Each line that holds the word "this" counts once. Give the total number of such lines and nothing else.

(Rows from a figure dataset)
—————

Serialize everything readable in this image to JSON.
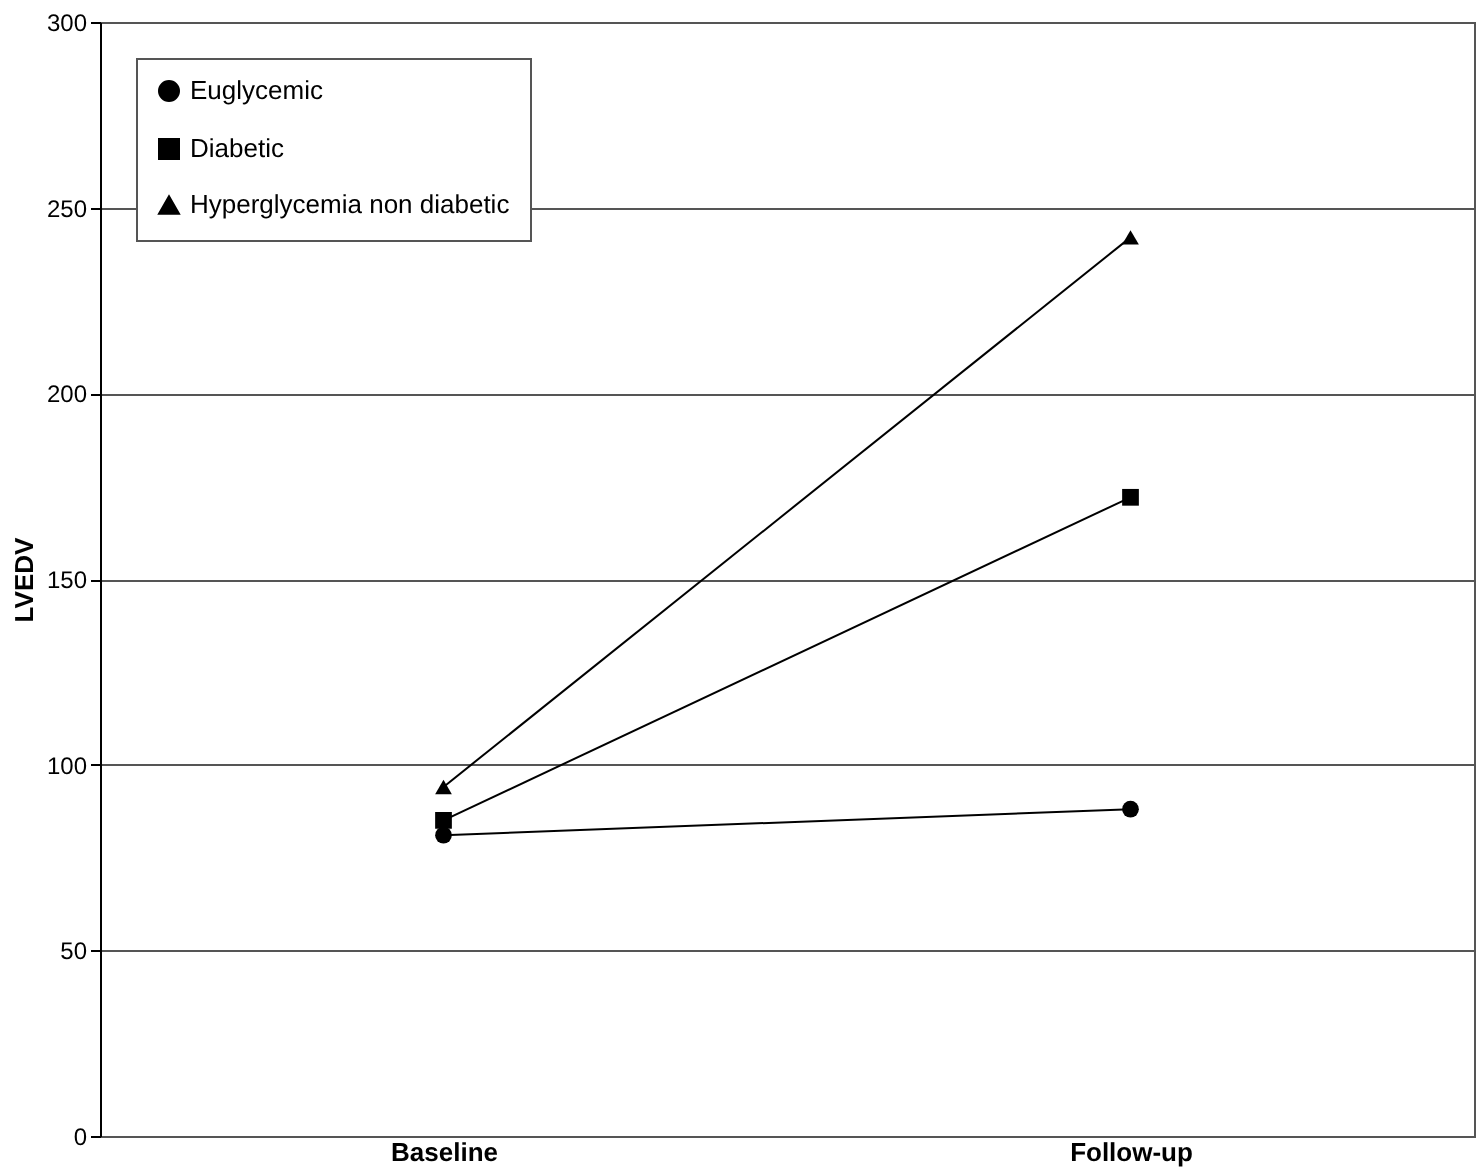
{
  "chart_data": {
    "type": "line",
    "ylabel": "LVEDV",
    "categories": [
      "Baseline",
      "Follow-up"
    ],
    "series": [
      {
        "name": "Euglycemic",
        "color": "#000000",
        "marker": "circle",
        "values": [
          81,
          88
        ]
      },
      {
        "name": "Diabetic",
        "color": "#000000",
        "marker": "square",
        "values": [
          85,
          172
        ]
      },
      {
        "name": "Hyperglycemia non diabetic",
        "color": "#000000",
        "marker": "triangle",
        "values": [
          94,
          242
        ]
      }
    ],
    "ylim": [
      0,
      300
    ],
    "yticks": [
      0,
      50,
      100,
      150,
      200,
      250,
      300
    ],
    "grid": "y",
    "legend": "top left",
    "line_style": "solid"
  }
}
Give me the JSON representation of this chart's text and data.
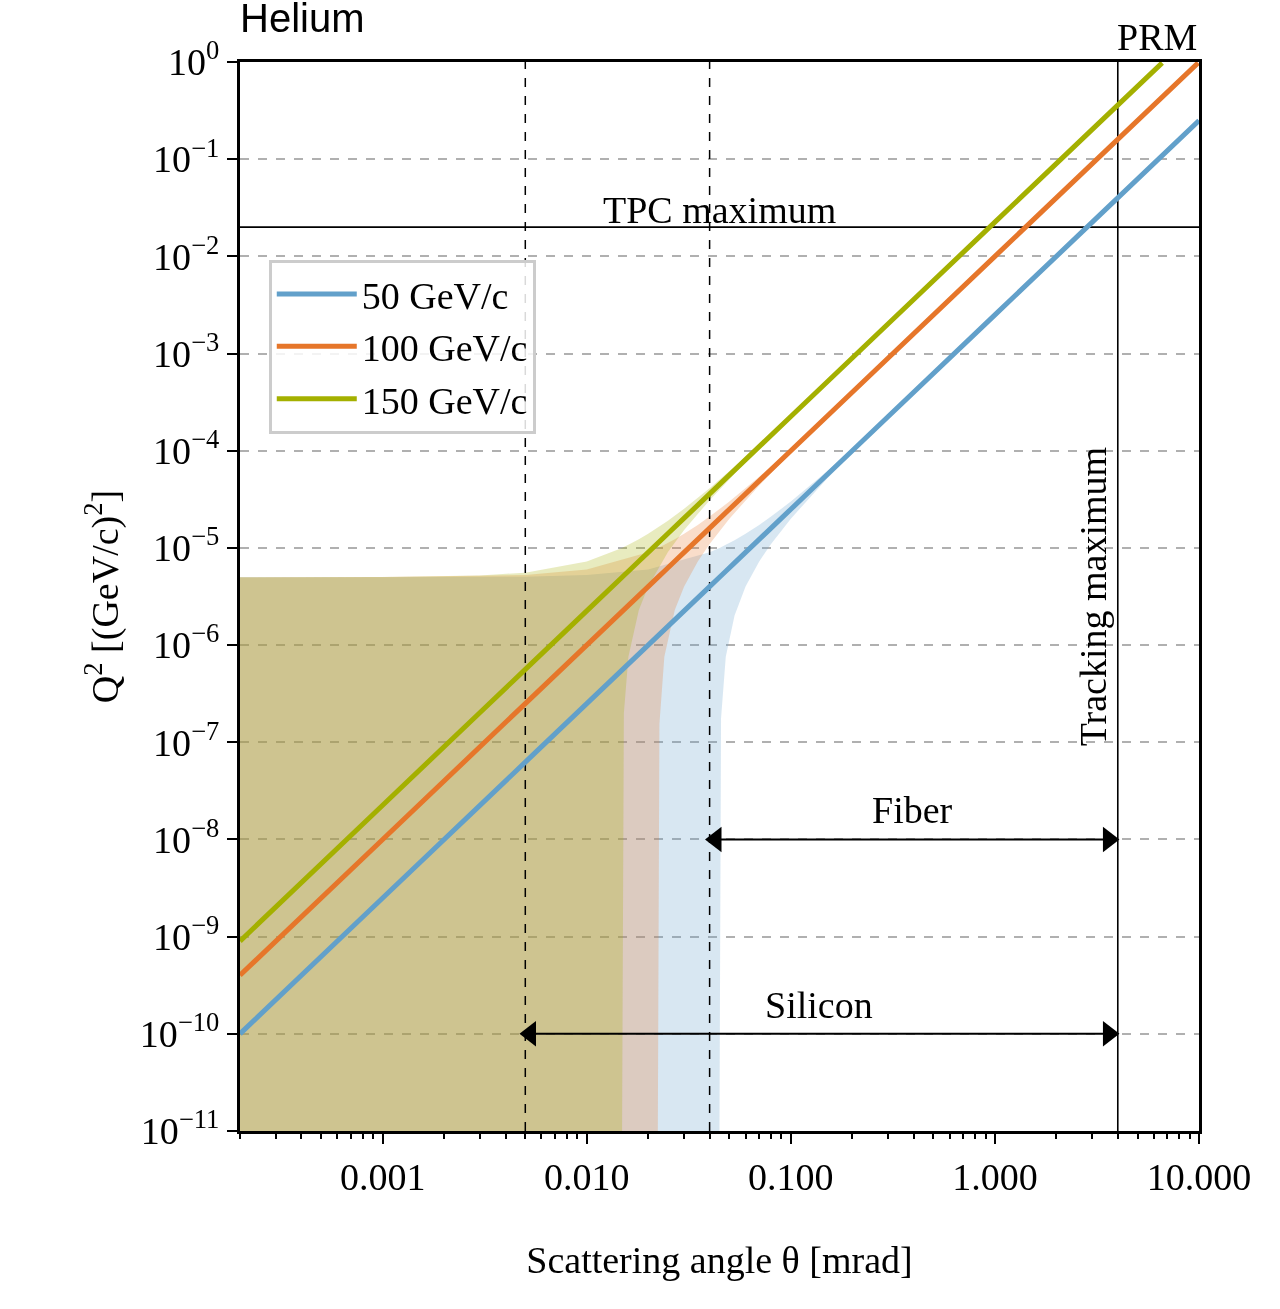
{
  "chart_data": {
    "type": "line",
    "title": "Helium",
    "xlabel": "Scattering angle θ [mrad]",
    "ylabel": "Q$^{2}$ [(GeV/c)$^{2}$]",
    "log": "xy",
    "xlim": [
      0.0002,
      10
    ],
    "ylim": [
      1e-11,
      1
    ],
    "xticks": [
      {
        "value": 0.001,
        "label": "0.001"
      },
      {
        "value": 0.01,
        "label": "0.010"
      },
      {
        "value": 0.1,
        "label": "0.100"
      },
      {
        "value": 1,
        "label": "1.000"
      },
      {
        "value": 10,
        "label": "10.000"
      }
    ],
    "yticks": [
      {
        "value": 1e-11,
        "label": "10$^{−11}$"
      },
      {
        "value": 1e-10,
        "label": "10$^{−10}$"
      },
      {
        "value": 1e-09,
        "label": "10$^{−9}$"
      },
      {
        "value": 1e-08,
        "label": "10$^{−8}$"
      },
      {
        "value": 1e-07,
        "label": "10$^{−7}$"
      },
      {
        "value": 1e-06,
        "label": "10$^{−6}$"
      },
      {
        "value": 1e-05,
        "label": "10$^{−5}$"
      },
      {
        "value": 0.0001,
        "label": "10$^{−4}$"
      },
      {
        "value": 0.001,
        "label": "10$^{−3}$"
      },
      {
        "value": 0.01,
        "label": "10$^{−2}$"
      },
      {
        "value": 0.1,
        "label": "10$^{−1}$"
      },
      {
        "value": 1,
        "label": "10$^{0}$"
      }
    ],
    "grid": "y",
    "legend": "top left",
    "marker": "none",
    "line_style": "solid",
    "series": [
      {
        "name": "50 GeV/c",
        "color": "#62a0ca",
        "x": [
          0.0002,
          0.001,
          0.005,
          0.01,
          0.02,
          0.04,
          0.0447,
          0.0455,
          0.048,
          0.053,
          0.06,
          0.07,
          0.08,
          0.1,
          0.15,
          0.2,
          0.3,
          1,
          3,
          10
        ],
        "values": [
          1e-10,
          2.5e-09,
          6.25e-08,
          2.5e-07,
          1e-06,
          4e-06,
          4.995e-06,
          5.176e-06,
          5.76e-06,
          7.02e-06,
          9e-06,
          1.225e-05,
          1.6e-05,
          2.5e-05,
          5.625e-05,
          0.0001,
          0.000225,
          0.0025,
          0.0225,
          0.25
        ],
        "upper": [
          5e-06,
          5.003e-06,
          5.063e-06,
          5.25e-06,
          6e-06,
          9e-06,
          9.995e-06,
          1.018e-05,
          1.076e-05,
          1.202e-05,
          1.4e-05,
          1.725e-05,
          2.1e-05,
          3e-05,
          6.125e-05,
          0.000105,
          0.00023,
          0.002505,
          0.0225,
          0.25
        ],
        "lower": [
          1e-11,
          1e-11,
          1e-11,
          1e-11,
          1e-11,
          1e-11,
          1e-11,
          1.76e-07,
          7.6e-07,
          2.02e-06,
          4e-06,
          7.25e-06,
          1.1e-05,
          2e-05,
          5.125e-05,
          9.5e-05,
          0.00022,
          0.002495,
          0.0225,
          0.25
        ]
      },
      {
        "name": "100 GeV/c",
        "color": "#e6762a",
        "x": [
          0.0002,
          0.001,
          0.005,
          0.01,
          0.02,
          0.0223,
          0.0227,
          0.024,
          0.027,
          0.03,
          0.035,
          0.04,
          0.05,
          0.07,
          0.1,
          0.3,
          1,
          3,
          9.9
        ],
        "values": [
          4e-10,
          1e-08,
          2.5e-07,
          1e-06,
          4e-06,
          4.973e-06,
          5.153e-06,
          5.76e-06,
          7.29e-06,
          9e-06,
          1.225e-05,
          1.6e-05,
          2.5e-05,
          4.9e-05,
          0.0001,
          0.0009,
          0.01,
          0.09,
          0.98
        ],
        "upper": [
          5e-06,
          5.01e-06,
          5.25e-06,
          6e-06,
          9e-06,
          9.973e-06,
          1.015e-05,
          1.076e-05,
          1.229e-05,
          1.4e-05,
          1.725e-05,
          2.1e-05,
          3e-05,
          5.4e-05,
          0.000105,
          0.000905,
          0.01,
          0.09,
          0.98
        ],
        "lower": [
          1e-11,
          1e-11,
          1e-11,
          1e-11,
          1e-11,
          1e-11,
          1.53e-07,
          7.6e-07,
          2.29e-06,
          4e-06,
          7.25e-06,
          1.1e-05,
          2e-05,
          4.4e-05,
          9.5e-05,
          0.000895,
          0.01,
          0.09,
          0.98
        ]
      },
      {
        "name": "Fiber",
        "color": "#000000",
        "marker": "triangle",
        "x": [
          0.043,
          3.6
        ],
        "values": [
          1e-08,
          1e-08
        ]
      },
      {
        "name": "Silicon",
        "color": "#000000",
        "marker": "triangle",
        "x": [
          0.0053,
          3.6
        ],
        "values": [
          1e-10,
          1e-10
        ]
      },
      {
        "name": "150 GeV/c",
        "color": "#a4b000",
        "x": [
          0.0002,
          0.001,
          0.003,
          0.005,
          0.01,
          0.0149,
          0.0152,
          0.016,
          0.018,
          0.02,
          0.025,
          0.03,
          0.04,
          0.06,
          0.1,
          0.3,
          1,
          3,
          6.6
        ],
        "values": [
          9e-10,
          2.25e-08,
          2.025e-07,
          5.625e-07,
          2.25e-06,
          4.995e-06,
          5.198e-06,
          5.76e-06,
          7.29e-06,
          9e-06,
          1.406e-05,
          2.025e-05,
          3.6e-05,
          8.1e-05,
          0.000225,
          0.002025,
          0.0225,
          0.2025,
          0.98
        ],
        "upper": [
          5e-06,
          5.023e-06,
          5.203e-06,
          5.563e-06,
          7.25e-06,
          9.995e-06,
          1.02e-05,
          1.076e-05,
          1.229e-05,
          1.4e-05,
          1.906e-05,
          2.525e-05,
          4.1e-05,
          8.6e-05,
          0.00023,
          0.00203,
          0.0225,
          0.2025,
          0.98
        ],
        "lower": [
          1e-11,
          1e-11,
          1e-11,
          1e-11,
          1e-11,
          1e-11,
          1.98e-07,
          7.6e-07,
          2.29e-06,
          4e-06,
          9.06e-06,
          1.525e-05,
          3.1e-05,
          7.6e-05,
          0.00022,
          0.00202,
          0.0225,
          0.2025,
          0.98
        ]
      }
    ],
    "ref_lines": [
      {
        "axis": "x",
        "value": 0.005,
        "color": "#000000",
        "line_style": "dashed"
      },
      {
        "axis": "x",
        "value": 0.04,
        "color": "#000000",
        "line_style": "dashed"
      },
      {
        "axis": "y",
        "value": 0.02,
        "label": "TPC maximum",
        "color": "#000000",
        "line_style": "solid"
      },
      {
        "axis": "x",
        "value": 4,
        "label": "Tracking maximum",
        "color": "#000000",
        "line_style": "solid"
      }
    ],
    "annotations": [
      "PRM"
    ]
  }
}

—————

The solution ▸ 2